- Work to do: Repeat, line for line, the entries printed below.

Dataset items
◇ ◇ ◇

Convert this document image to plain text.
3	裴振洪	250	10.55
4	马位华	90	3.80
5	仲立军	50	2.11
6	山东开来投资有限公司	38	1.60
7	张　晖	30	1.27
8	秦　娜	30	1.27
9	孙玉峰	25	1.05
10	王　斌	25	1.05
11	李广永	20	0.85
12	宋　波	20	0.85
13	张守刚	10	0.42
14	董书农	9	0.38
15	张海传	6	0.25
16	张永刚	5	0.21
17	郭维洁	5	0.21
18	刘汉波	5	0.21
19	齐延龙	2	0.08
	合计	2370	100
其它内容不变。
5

◇ ◇ ◇

- Full answer:
Convert this document image to plain text.
3	裴振洪	250	10.55
4	马位华	90	3.80
5	仲立军	50	2.11
6	山东开来投资有限公司	38	1.60
7	张　晖	30	1.27
8	秦　娜	30	1.27
9	孙玉峰	25	1.05
10	王　斌	25	1.05
11	李广永	20	0.85
12	宋　波	20	0.85
13	张守刚	10	0.42
14	董书农	9	0.38
15	张海传	6	0.25
16	张永刚	5	0.21
17	郭维洁	5	0.21
18	刘汉波	5	0.21
19	齐延龙	2	0.08
	合计	2370	100
其它内容不变。
5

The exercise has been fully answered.